**** Dataset records

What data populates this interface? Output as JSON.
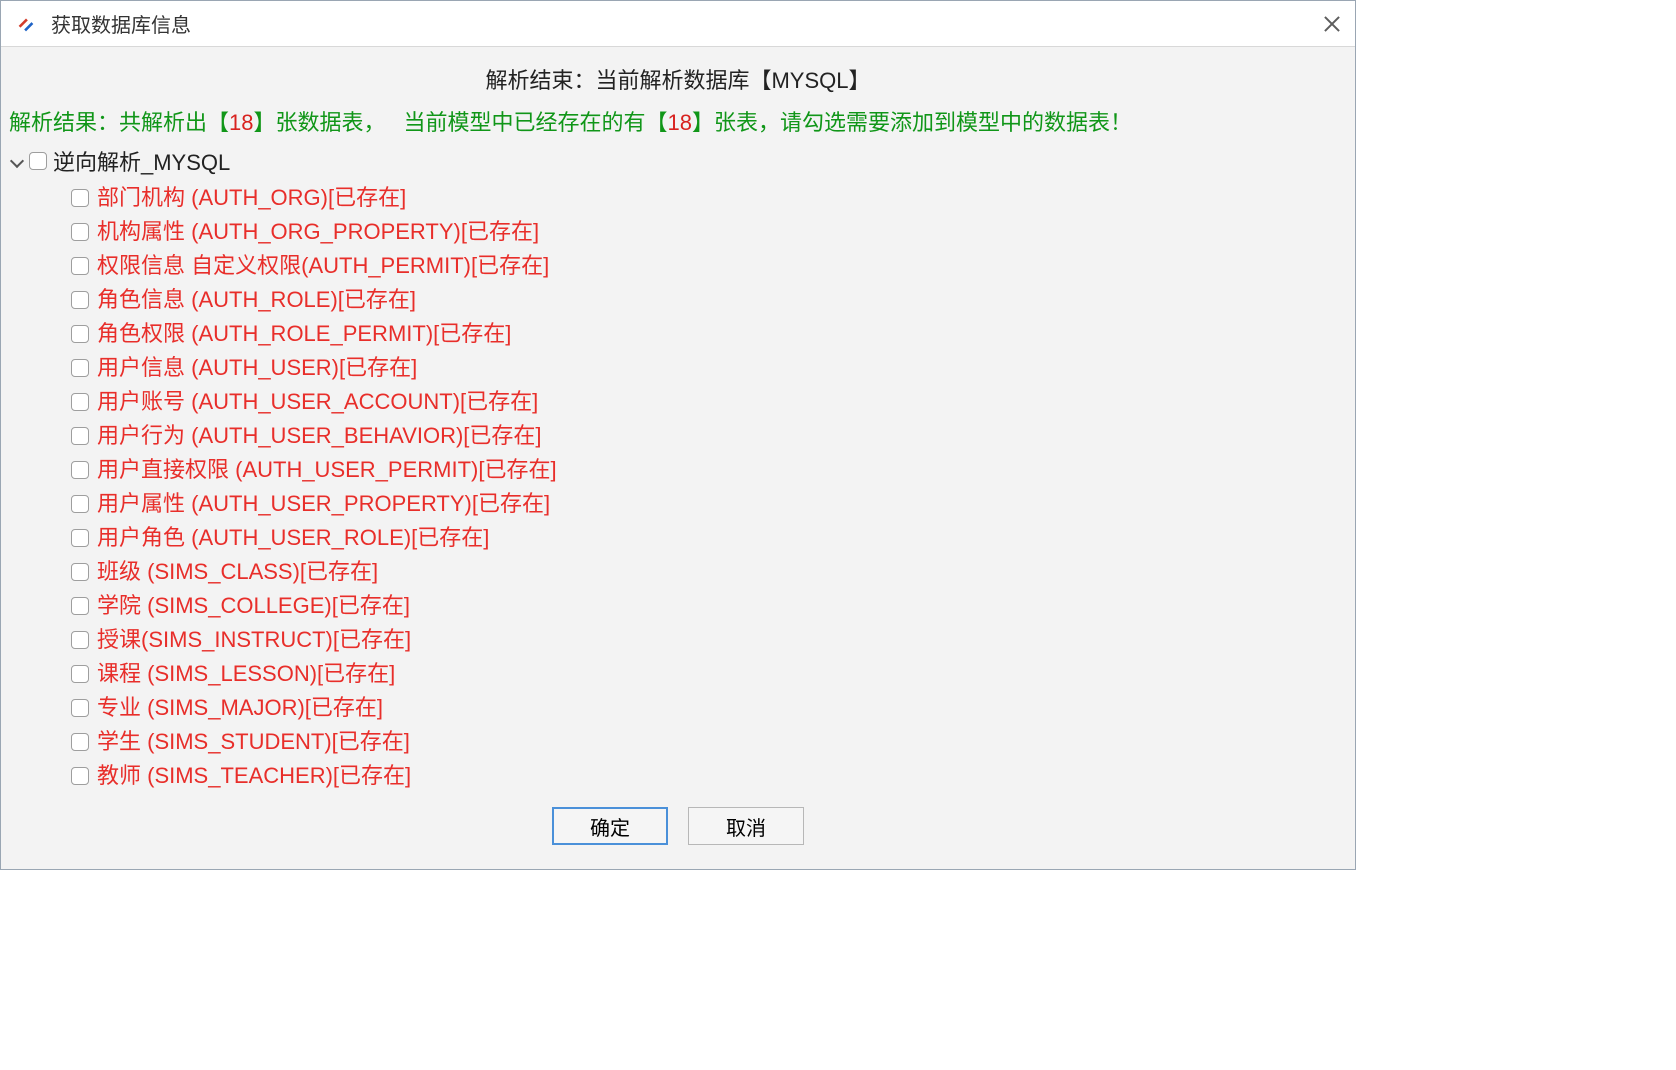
{
  "window": {
    "title": "获取数据库信息"
  },
  "header": {
    "parse_end_label": "解析结束：当前解析数据库【MYSQL】"
  },
  "summary": {
    "prefix": "解析结果：共解析出【",
    "count_parsed": "18",
    "mid1": "】张数据表，",
    "mid2": "当前模型中已经存在的有【",
    "count_exist": "18",
    "suffix": "】张表，请勾选需要添加到模型中的数据表！"
  },
  "tree": {
    "root_label": "逆向解析_MYSQL",
    "items": [
      "部门机构 (AUTH_ORG)[已存在]",
      "机构属性 (AUTH_ORG_PROPERTY)[已存在]",
      "权限信息 自定义权限(AUTH_PERMIT)[已存在]",
      "角色信息 (AUTH_ROLE)[已存在]",
      "角色权限 (AUTH_ROLE_PERMIT)[已存在]",
      "用户信息 (AUTH_USER)[已存在]",
      "用户账号 (AUTH_USER_ACCOUNT)[已存在]",
      "用户行为 (AUTH_USER_BEHAVIOR)[已存在]",
      "用户直接权限 (AUTH_USER_PERMIT)[已存在]",
      "用户属性 (AUTH_USER_PROPERTY)[已存在]",
      "用户角色 (AUTH_USER_ROLE)[已存在]",
      "班级 (SIMS_CLASS)[已存在]",
      "学院 (SIMS_COLLEGE)[已存在]",
      "授课(SIMS_INSTRUCT)[已存在]",
      "课程 (SIMS_LESSON)[已存在]",
      "专业 (SIMS_MAJOR)[已存在]",
      "学生 (SIMS_STUDENT)[已存在]",
      "教师 (SIMS_TEACHER)[已存在]"
    ]
  },
  "buttons": {
    "ok": "确定",
    "cancel": "取消"
  }
}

********

- **Aim of the task**
Make an exact copy of all the material, but keep the pictures out of it.

- **Correct output**
What data populates this interface? Output as JSON.
{
  "window": {
    "title": "获取数据库信息"
  },
  "header": {
    "parse_end_label": "解析结束：当前解析数据库【MYSQL】"
  },
  "summary": {
    "prefix": "解析结果：共解析出【",
    "count_parsed": "18",
    "mid1": "】张数据表，",
    "mid2": "当前模型中已经存在的有【",
    "count_exist": "18",
    "suffix": "】张表，请勾选需要添加到模型中的数据表！"
  },
  "tree": {
    "root_label": "逆向解析_MYSQL",
    "items": [
      "部门机构 (AUTH_ORG)[已存在]",
      "机构属性 (AUTH_ORG_PROPERTY)[已存在]",
      "权限信息 自定义权限(AUTH_PERMIT)[已存在]",
      "角色信息 (AUTH_ROLE)[已存在]",
      "角色权限 (AUTH_ROLE_PERMIT)[已存在]",
      "用户信息 (AUTH_USER)[已存在]",
      "用户账号 (AUTH_USER_ACCOUNT)[已存在]",
      "用户行为 (AUTH_USER_BEHAVIOR)[已存在]",
      "用户直接权限 (AUTH_USER_PERMIT)[已存在]",
      "用户属性 (AUTH_USER_PROPERTY)[已存在]",
      "用户角色 (AUTH_USER_ROLE)[已存在]",
      "班级 (SIMS_CLASS)[已存在]",
      "学院 (SIMS_COLLEGE)[已存在]",
      "授课(SIMS_INSTRUCT)[已存在]",
      "课程 (SIMS_LESSON)[已存在]",
      "专业 (SIMS_MAJOR)[已存在]",
      "学生 (SIMS_STUDENT)[已存在]",
      "教师 (SIMS_TEACHER)[已存在]"
    ]
  },
  "buttons": {
    "ok": "确定",
    "cancel": "取消"
  }
}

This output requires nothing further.